• Aim of the exercise
Present every line in which the string "shape" appears.

Dataset entries
□ □ □

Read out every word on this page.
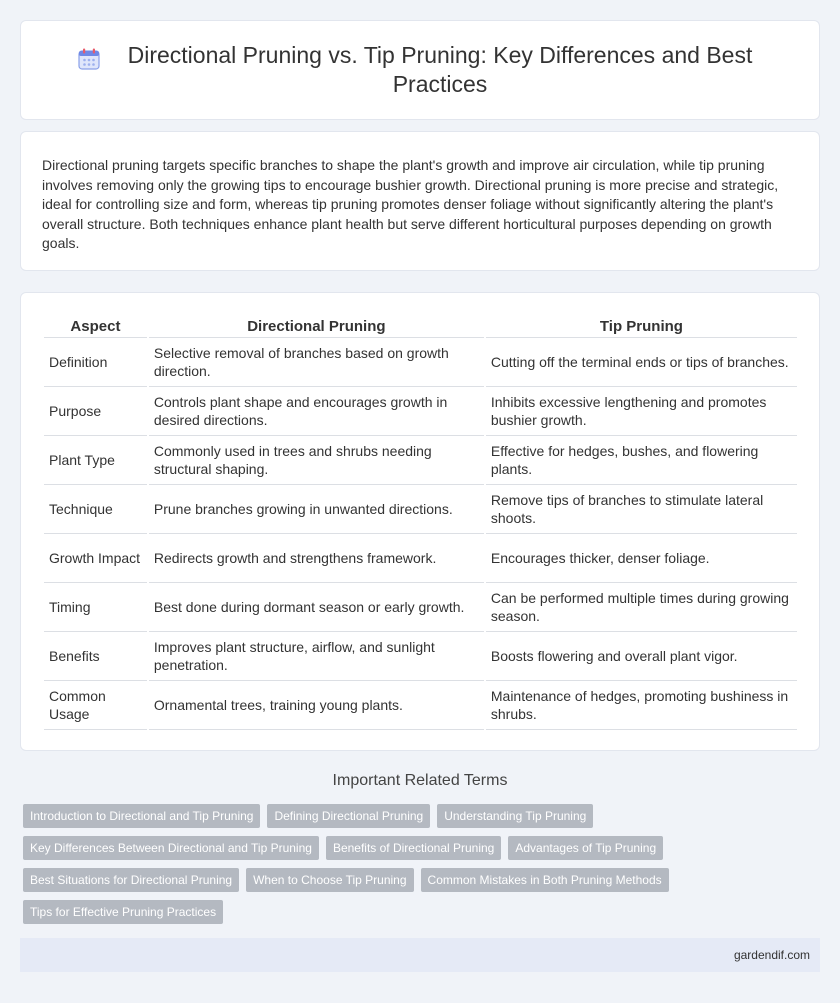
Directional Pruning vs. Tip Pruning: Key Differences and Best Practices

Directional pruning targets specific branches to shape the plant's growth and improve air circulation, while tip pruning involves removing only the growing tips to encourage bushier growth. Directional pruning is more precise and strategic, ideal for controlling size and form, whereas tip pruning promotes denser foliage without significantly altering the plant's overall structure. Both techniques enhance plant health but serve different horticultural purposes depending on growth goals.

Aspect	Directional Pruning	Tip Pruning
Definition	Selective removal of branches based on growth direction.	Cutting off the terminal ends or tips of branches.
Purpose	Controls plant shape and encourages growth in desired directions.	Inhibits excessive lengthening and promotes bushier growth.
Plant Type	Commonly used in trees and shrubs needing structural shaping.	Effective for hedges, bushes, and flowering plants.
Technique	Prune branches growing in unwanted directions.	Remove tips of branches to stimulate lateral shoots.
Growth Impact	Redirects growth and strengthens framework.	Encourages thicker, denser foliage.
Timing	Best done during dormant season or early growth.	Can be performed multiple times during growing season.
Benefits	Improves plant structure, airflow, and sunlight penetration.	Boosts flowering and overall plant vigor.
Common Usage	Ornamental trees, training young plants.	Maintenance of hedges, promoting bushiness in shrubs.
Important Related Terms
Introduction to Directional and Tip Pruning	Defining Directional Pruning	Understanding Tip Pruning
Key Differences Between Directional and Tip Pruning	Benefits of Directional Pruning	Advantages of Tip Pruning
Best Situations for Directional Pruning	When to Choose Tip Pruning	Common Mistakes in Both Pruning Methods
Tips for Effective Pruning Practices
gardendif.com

□ □ □

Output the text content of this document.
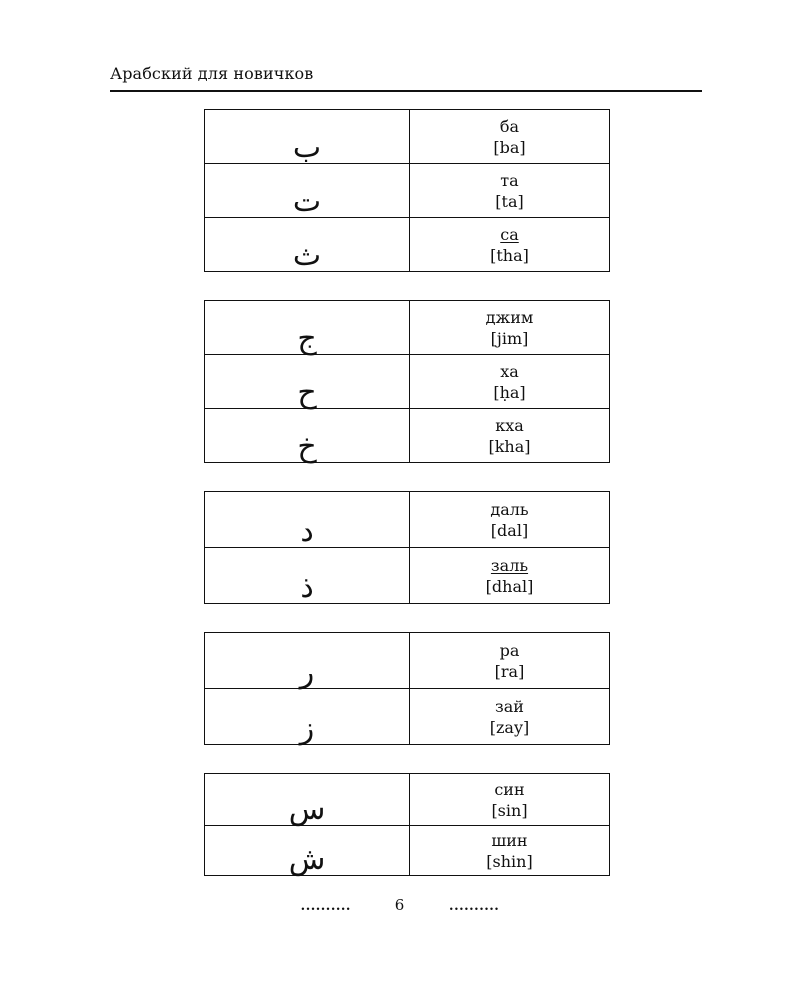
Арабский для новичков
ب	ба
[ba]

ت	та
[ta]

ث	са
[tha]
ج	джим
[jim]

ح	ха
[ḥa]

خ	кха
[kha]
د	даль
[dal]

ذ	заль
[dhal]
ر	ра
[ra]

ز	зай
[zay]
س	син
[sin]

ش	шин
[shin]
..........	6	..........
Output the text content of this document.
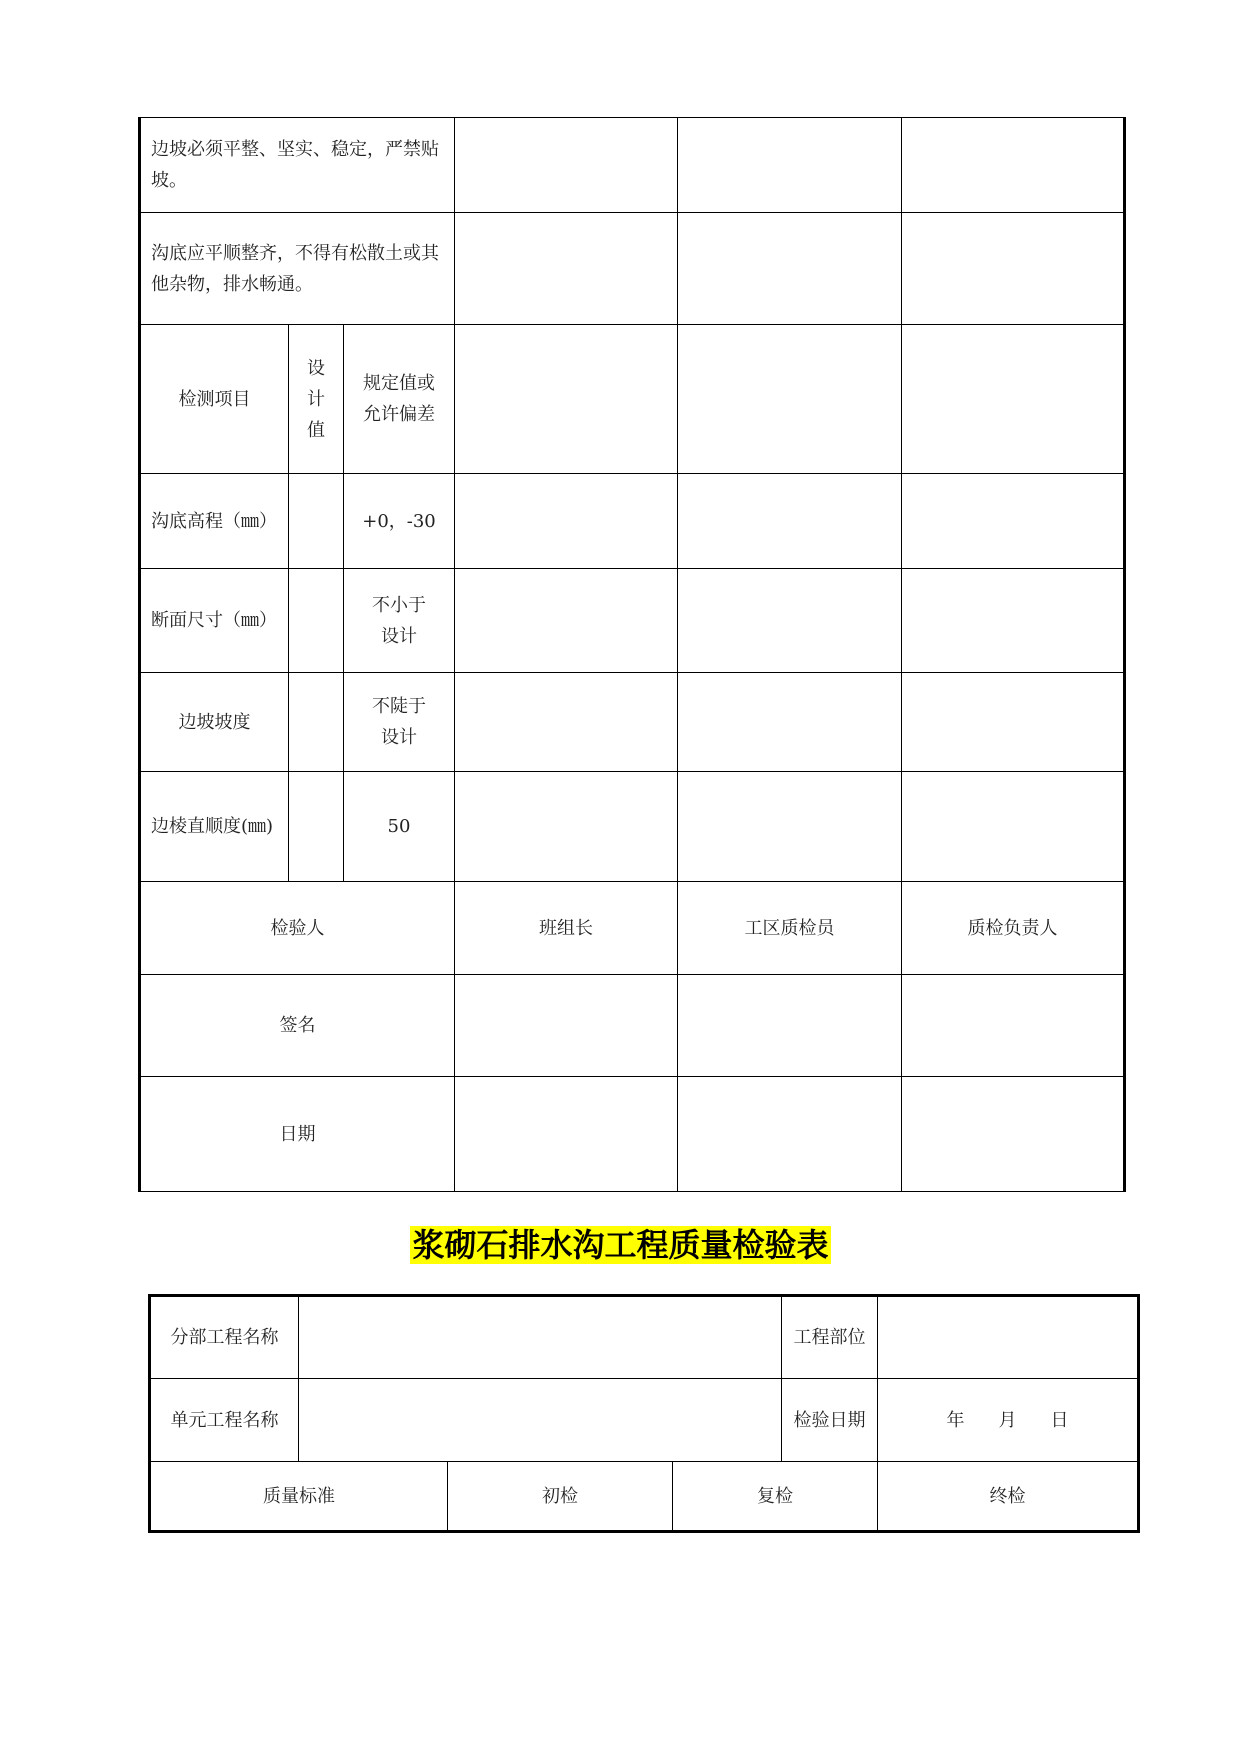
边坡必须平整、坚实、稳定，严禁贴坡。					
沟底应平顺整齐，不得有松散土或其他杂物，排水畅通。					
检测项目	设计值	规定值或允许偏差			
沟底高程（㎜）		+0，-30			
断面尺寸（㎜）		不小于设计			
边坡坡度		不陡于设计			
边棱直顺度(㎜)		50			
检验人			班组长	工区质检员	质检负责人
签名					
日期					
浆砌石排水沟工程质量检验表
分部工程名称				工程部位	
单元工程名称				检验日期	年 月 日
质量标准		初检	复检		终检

□ □ □

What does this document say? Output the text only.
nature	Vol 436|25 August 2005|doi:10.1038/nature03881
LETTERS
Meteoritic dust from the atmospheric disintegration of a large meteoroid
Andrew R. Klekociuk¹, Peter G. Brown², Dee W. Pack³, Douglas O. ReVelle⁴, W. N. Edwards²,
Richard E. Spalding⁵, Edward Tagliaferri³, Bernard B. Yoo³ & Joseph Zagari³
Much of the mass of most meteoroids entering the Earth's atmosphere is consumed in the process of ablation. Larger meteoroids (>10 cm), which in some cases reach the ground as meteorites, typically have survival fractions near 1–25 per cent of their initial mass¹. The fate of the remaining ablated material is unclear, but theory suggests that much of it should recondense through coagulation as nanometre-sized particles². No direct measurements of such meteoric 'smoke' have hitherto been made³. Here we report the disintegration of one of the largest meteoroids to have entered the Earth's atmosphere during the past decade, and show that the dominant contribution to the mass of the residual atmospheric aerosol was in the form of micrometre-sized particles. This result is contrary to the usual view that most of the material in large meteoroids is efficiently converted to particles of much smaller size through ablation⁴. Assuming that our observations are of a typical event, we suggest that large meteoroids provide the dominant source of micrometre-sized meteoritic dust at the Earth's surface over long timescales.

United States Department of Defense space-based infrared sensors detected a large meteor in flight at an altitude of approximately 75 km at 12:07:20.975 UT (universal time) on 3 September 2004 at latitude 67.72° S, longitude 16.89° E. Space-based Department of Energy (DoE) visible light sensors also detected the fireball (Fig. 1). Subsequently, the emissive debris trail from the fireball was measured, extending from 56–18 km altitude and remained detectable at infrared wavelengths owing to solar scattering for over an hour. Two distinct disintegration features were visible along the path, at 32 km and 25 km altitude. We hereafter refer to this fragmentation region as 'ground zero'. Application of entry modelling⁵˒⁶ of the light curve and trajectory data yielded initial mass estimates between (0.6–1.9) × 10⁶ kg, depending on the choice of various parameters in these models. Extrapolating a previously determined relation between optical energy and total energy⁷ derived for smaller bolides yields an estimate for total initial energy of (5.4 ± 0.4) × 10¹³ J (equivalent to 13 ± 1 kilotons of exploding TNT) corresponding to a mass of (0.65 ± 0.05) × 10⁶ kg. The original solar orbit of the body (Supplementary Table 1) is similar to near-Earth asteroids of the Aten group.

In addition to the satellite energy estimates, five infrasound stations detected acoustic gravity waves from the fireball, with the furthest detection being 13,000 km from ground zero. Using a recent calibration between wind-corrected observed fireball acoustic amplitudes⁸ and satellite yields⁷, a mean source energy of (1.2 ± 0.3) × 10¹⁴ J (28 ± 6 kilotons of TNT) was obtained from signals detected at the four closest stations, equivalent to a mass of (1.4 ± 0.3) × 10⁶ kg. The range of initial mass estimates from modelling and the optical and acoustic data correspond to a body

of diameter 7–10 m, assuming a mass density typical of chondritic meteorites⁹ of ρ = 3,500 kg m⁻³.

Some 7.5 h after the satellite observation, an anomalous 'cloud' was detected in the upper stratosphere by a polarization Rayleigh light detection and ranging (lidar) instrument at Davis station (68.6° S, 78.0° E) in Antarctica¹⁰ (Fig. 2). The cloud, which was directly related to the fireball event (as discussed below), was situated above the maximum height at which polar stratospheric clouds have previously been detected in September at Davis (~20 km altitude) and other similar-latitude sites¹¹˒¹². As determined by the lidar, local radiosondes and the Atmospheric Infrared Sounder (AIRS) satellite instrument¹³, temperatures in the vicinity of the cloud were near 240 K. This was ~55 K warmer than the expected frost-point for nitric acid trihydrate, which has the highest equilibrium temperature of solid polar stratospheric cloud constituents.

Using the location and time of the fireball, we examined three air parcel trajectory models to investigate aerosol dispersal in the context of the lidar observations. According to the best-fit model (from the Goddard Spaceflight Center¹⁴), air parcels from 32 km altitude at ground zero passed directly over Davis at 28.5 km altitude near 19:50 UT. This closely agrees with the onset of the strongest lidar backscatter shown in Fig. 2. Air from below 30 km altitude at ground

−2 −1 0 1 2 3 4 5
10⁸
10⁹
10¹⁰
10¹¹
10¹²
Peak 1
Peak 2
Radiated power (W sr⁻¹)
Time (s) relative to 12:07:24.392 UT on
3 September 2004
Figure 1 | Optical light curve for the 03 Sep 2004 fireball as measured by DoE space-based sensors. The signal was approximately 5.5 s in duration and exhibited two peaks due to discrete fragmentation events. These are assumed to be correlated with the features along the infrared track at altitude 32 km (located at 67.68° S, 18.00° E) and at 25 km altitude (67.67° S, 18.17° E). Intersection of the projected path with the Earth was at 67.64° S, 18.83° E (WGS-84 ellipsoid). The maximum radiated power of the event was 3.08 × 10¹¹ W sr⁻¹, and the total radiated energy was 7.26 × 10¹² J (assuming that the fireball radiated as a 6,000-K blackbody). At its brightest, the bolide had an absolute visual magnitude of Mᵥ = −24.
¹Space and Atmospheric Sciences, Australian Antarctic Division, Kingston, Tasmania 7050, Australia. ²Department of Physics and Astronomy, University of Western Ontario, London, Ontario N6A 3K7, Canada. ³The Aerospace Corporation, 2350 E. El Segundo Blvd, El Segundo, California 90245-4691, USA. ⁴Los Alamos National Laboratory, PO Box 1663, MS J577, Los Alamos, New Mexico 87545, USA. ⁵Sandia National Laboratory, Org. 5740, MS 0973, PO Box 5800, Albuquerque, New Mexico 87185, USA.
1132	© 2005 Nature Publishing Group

□ □ □

• Written answer
Directional pruning targets specific branches to shape the plant's growth and improve air circulation, while tip pruning involves removing only the growing tips to encourage bushier growth. Directional pruning is more precise and strategic, ideal for controlling size and form, whereas tip pruning promotes denser foliage without significantly altering the plant's overall structure. Both techniques enhance plant health but serve different horticultural purposes depending on growth goals.
Purpose	Controls plant shape and encourages growth in desired directions.	Inhibits excessive lengthening and promotes bushier growth.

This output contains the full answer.